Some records
— Begin —

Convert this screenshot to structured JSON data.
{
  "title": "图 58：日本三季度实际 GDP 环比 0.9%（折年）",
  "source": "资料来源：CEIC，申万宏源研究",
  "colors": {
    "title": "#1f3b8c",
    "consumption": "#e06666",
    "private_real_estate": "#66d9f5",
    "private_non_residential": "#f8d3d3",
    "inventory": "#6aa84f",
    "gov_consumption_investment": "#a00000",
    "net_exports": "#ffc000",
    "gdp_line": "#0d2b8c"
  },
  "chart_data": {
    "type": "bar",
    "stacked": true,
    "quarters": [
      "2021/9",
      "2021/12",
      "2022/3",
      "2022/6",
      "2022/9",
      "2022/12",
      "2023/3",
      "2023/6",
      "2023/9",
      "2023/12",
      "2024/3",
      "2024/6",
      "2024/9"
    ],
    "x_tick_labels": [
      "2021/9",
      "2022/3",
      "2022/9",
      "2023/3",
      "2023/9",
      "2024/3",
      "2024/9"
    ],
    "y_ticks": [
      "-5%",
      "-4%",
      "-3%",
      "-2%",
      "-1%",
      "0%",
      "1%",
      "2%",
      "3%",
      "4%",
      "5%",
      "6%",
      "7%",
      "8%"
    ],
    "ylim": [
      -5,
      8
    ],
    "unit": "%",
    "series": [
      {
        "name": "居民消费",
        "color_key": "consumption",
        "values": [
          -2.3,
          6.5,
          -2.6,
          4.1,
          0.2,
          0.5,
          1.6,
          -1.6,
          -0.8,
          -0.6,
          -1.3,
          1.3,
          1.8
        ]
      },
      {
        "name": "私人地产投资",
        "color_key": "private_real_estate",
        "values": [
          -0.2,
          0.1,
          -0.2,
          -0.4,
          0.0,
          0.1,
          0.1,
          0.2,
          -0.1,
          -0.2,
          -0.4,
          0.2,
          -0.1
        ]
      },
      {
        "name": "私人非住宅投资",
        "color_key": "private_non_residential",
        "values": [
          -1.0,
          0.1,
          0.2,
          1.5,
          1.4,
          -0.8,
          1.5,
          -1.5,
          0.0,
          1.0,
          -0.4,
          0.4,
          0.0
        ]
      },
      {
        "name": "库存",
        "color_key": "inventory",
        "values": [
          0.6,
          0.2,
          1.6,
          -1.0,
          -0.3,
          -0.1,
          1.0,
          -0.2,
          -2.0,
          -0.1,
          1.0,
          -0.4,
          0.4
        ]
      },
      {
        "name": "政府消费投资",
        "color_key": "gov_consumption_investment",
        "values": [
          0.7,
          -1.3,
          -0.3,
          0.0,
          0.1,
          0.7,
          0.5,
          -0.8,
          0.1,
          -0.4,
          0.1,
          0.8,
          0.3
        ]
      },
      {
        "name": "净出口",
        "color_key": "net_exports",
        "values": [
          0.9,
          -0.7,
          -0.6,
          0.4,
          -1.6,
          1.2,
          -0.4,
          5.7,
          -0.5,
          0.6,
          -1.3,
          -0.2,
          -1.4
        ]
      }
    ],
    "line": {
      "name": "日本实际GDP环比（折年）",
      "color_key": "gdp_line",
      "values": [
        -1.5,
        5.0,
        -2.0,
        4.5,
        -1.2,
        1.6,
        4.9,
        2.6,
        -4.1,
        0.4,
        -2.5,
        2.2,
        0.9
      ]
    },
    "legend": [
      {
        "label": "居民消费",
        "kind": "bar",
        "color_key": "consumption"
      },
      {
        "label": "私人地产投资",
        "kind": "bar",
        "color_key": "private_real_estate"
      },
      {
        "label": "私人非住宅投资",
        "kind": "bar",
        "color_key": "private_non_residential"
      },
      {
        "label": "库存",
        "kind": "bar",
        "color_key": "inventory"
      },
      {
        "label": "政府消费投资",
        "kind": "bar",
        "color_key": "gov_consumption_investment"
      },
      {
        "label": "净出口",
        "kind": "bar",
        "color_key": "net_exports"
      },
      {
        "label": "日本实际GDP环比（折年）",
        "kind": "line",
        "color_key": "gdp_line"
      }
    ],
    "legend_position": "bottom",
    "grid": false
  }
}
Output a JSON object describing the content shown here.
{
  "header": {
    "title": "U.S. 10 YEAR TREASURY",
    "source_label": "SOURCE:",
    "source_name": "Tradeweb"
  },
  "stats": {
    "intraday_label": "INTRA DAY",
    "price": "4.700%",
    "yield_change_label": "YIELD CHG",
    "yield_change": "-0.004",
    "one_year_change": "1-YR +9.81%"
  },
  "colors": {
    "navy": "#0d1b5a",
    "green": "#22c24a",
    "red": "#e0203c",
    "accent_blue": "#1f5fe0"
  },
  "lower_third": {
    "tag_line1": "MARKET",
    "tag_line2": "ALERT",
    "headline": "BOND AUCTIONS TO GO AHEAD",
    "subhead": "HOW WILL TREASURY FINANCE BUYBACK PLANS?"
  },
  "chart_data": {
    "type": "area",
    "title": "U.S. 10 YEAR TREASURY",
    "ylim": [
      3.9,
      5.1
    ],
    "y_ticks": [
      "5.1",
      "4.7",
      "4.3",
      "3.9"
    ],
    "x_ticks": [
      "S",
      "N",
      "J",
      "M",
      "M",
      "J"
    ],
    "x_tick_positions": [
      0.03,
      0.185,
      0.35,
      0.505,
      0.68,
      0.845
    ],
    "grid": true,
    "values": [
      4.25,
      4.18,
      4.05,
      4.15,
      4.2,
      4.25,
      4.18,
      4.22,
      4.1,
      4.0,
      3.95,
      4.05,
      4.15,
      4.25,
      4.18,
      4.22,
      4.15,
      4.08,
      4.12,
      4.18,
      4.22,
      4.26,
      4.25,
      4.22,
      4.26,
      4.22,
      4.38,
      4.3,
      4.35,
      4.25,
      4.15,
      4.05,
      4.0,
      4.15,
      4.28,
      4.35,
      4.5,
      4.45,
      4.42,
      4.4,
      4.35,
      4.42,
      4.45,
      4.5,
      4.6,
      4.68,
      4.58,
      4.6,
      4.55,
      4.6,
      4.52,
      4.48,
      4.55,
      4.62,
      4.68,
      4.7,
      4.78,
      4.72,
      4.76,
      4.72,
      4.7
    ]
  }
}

— End —

▶ [PROBLEM DESCRIPTION] Go through the listing above and restate it word for word.

▶ [EXERCISE RESPONSE]
Convert this screenshot to structured JSON data.
{
  "title": "图 58：日本三季度实际 GDP 环比 0.9%（折年）",
  "source": "资料来源：CEIC，申万宏源研究",
  "colors": {
    "title": "#1f3b8c",
    "consumption": "#e06666",
    "private_real_estate": "#66d9f5",
    "private_non_residential": "#f8d3d3",
    "inventory": "#6aa84f",
    "gov_consumption_investment": "#a00000",
    "net_exports": "#ffc000",
    "gdp_line": "#0d2b8c"
  },
  "chart_data": {
    "type": "bar",
    "stacked": true,
    "quarters": [
      "2021/9",
      "2021/12",
      "2022/3",
      "2022/6",
      "2022/9",
      "2022/12",
      "2023/3",
      "2023/6",
      "2023/9",
      "2023/12",
      "2024/3",
      "2024/6",
      "2024/9"
    ],
    "x_tick_labels": [
      "2021/9",
      "2022/3",
      "2022/9",
      "2023/3",
      "2023/9",
      "2024/3",
      "2024/9"
    ],
    "y_ticks": [
      "-5%",
      "-4%",
      "-3%",
      "-2%",
      "-1%",
      "0%",
      "1%",
      "2%",
      "3%",
      "4%",
      "5%",
      "6%",
      "7%",
      "8%"
    ],
    "ylim": [
      -5,
      8
    ],
    "unit": "%",
    "series": [
      {
        "name": "居民消费",
        "color_key": "consumption",
        "values": [
          -2.3,
          6.5,
          -2.6,
          4.1,
          0.2,
          0.5,
          1.6,
          -1.6,
          -0.8,
          -0.6,
          -1.3,
          1.3,
          1.8
        ]
      },
      {
        "name": "私人地产投资",
        "color_key": "private_real_estate",
        "values": [
          -0.2,
          0.1,
          -0.2,
          -0.4,
          0.0,
          0.1,
          0.1,
          0.2,
          -0.1,
          -0.2,
          -0.4,
          0.2,
          -0.1
        ]
      },
      {
        "name": "私人非住宅投资",
        "color_key": "private_non_residential",
        "values": [
          -1.0,
          0.1,
          0.2,
          1.5,
          1.4,
          -0.8,
          1.5,
          -1.5,
          0.0,
          1.0,
          -0.4,
          0.4,
          0.0
        ]
      },
      {
        "name": "库存",
        "color_key": "inventory",
        "values": [
          0.6,
          0.2,
          1.6,
          -1.0,
          -0.3,
          -0.1,
          1.0,
          -0.2,
          -2.0,
          -0.1,
          1.0,
          -0.4,
          0.4
        ]
      },
      {
        "name": "政府消费投资",
        "color_key": "gov_consumption_investment",
        "values": [
          0.7,
          -1.3,
          -0.3,
          0.0,
          0.1,
          0.7,
          0.5,
          -0.8,
          0.1,
          -0.4,
          0.1,
          0.8,
          0.3
        ]
      },
      {
        "name": "净出口",
        "color_key": "net_exports",
        "values": [
          0.9,
          -0.7,
          -0.6,
          0.4,
          -1.6,
          1.2,
          -0.4,
          5.7,
          -0.5,
          0.6,
          -1.3,
          -0.2,
          -1.4
        ]
      }
    ],
    "line": {
      "name": "日本实际GDP环比（折年）",
      "color_key": "gdp_line",
      "values": [
        -1.5,
        5.0,
        -2.0,
        4.5,
        -1.2,
        1.6,
        4.9,
        2.6,
        -4.1,
        0.4,
        -2.5,
        2.2,
        0.9
      ]
    },
    "legend": [
      {
        "label": "居民消费",
        "kind": "bar",
        "color_key": "consumption"
      },
      {
        "label": "私人地产投资",
        "kind": "bar",
        "color_key": "private_real_estate"
      },
      {
        "label": "私人非住宅投资",
        "kind": "bar",
        "color_key": "private_non_residential"
      },
      {
        "label": "库存",
        "kind": "bar",
        "color_key": "inventory"
      },
      {
        "label": "政府消费投资",
        "kind": "bar",
        "color_key": "gov_consumption_investment"
      },
      {
        "label": "净出口",
        "kind": "bar",
        "color_key": "net_exports"
      },
      {
        "label": "日本实际GDP环比（折年）",
        "kind": "line",
        "color_key": "gdp_line"
      }
    ],
    "legend_position": "bottom",
    "grid": false
  }
}
Output a JSON object describing the content shown here.
{
  "header": {
    "title": "U.S. 10 YEAR TREASURY",
    "source_label": "SOURCE:",
    "source_name": "Tradeweb"
  },
  "stats": {
    "intraday_label": "INTRA DAY",
    "price": "4.700%",
    "yield_change_label": "YIELD CHG",
    "yield_change": "-0.004",
    "one_year_change": "1-YR +9.81%"
  },
  "colors": {
    "navy": "#0d1b5a",
    "green": "#22c24a",
    "red": "#e0203c",
    "accent_blue": "#1f5fe0"
  },
  "lower_third": {
    "tag_line1": "MARKET",
    "tag_line2": "ALERT",
    "headline": "BOND AUCTIONS TO GO AHEAD",
    "subhead": "HOW WILL TREASURY FINANCE BUYBACK PLANS?"
  },
  "chart_data": {
    "type": "area",
    "title": "U.S. 10 YEAR TREASURY",
    "ylim": [
      3.9,
      5.1
    ],
    "y_ticks": [
      "5.1",
      "4.7",
      "4.3",
      "3.9"
    ],
    "x_ticks": [
      "S",
      "N",
      "J",
      "M",
      "M",
      "J"
    ],
    "x_tick_positions": [
      0.03,
      0.185,
      0.35,
      0.505,
      0.68,
      0.845
    ],
    "grid": true,
    "values": [
      4.25,
      4.18,
      4.05,
      4.15,
      4.2,
      4.25,
      4.18,
      4.22,
      4.1,
      4.0,
      3.95,
      4.05,
      4.15,
      4.25,
      4.18,
      4.22,
      4.15,
      4.08,
      4.12,
      4.18,
      4.22,
      4.26,
      4.25,
      4.22,
      4.26,
      4.22,
      4.38,
      4.3,
      4.35,
      4.25,
      4.15,
      4.05,
      4.0,
      4.15,
      4.28,
      4.35,
      4.5,
      4.45,
      4.42,
      4.4,
      4.35,
      4.42,
      4.45,
      4.5,
      4.6,
      4.68,
      4.58,
      4.6,
      4.55,
      4.6,
      4.52,
      4.48,
      4.55,
      4.62,
      4.68,
      4.7,
      4.78,
      4.72,
      4.76,
      4.72,
      4.7
    ]
  }
}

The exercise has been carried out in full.